YOUR OBJECTIVE =
List each line of the data in which the string "email" appears.
────────────────────
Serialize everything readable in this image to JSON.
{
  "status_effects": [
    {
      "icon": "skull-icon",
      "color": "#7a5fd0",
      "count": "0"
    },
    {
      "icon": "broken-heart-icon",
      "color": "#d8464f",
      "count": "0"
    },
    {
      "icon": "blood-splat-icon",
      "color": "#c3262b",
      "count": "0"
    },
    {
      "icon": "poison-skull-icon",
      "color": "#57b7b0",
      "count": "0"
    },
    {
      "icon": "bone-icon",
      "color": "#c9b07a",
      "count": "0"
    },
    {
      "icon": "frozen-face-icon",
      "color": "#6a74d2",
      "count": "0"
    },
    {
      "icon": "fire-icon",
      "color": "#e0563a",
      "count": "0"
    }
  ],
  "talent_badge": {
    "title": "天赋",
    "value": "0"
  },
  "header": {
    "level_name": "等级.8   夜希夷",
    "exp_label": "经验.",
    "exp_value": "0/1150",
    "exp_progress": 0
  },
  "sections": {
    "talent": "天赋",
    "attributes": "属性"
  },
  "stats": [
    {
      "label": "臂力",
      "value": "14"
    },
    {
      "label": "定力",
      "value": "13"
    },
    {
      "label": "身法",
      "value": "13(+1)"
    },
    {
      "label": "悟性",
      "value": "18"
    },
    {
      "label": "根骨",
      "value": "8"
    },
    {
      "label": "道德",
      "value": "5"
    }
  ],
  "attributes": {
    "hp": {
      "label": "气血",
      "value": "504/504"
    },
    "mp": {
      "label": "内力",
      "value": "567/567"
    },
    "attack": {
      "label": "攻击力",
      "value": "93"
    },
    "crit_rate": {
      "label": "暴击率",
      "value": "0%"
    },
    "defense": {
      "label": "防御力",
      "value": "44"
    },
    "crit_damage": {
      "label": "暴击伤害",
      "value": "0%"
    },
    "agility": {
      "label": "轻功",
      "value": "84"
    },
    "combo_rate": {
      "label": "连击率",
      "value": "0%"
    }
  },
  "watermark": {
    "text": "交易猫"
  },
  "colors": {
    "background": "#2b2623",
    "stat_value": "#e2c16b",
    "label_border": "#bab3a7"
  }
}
────────────────────
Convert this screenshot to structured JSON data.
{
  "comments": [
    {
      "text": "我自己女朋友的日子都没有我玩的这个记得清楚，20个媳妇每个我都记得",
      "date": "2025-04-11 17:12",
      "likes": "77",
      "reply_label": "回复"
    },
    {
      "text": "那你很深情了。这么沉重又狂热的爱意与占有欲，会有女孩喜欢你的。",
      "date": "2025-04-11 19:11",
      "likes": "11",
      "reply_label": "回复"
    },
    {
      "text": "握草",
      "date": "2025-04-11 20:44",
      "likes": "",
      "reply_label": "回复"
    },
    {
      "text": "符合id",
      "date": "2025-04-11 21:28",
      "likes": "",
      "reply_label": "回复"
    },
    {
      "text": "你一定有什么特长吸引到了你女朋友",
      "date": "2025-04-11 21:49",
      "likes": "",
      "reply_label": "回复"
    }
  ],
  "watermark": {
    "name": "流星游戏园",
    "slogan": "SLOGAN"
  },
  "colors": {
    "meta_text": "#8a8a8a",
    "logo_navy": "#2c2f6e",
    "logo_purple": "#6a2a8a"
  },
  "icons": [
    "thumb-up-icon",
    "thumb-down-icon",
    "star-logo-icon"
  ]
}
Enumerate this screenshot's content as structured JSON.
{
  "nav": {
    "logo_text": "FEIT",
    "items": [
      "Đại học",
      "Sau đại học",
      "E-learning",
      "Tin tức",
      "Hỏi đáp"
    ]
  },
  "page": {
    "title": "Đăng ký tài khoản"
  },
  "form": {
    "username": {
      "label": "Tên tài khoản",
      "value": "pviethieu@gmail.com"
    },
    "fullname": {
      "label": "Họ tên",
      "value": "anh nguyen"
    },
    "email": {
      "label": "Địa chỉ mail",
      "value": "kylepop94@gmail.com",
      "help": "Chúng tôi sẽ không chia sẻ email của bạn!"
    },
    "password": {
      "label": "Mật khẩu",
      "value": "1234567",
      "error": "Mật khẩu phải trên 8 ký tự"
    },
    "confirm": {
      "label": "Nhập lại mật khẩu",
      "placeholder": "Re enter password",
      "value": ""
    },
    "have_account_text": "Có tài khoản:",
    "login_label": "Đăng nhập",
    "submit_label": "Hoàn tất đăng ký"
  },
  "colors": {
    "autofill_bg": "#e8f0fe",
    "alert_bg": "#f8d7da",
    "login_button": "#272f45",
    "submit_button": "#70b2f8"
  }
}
────────────────────
TASK SOLUTION =
    "email": {
      "help": "Chúng tôi sẽ không chia sẻ email của bạn!"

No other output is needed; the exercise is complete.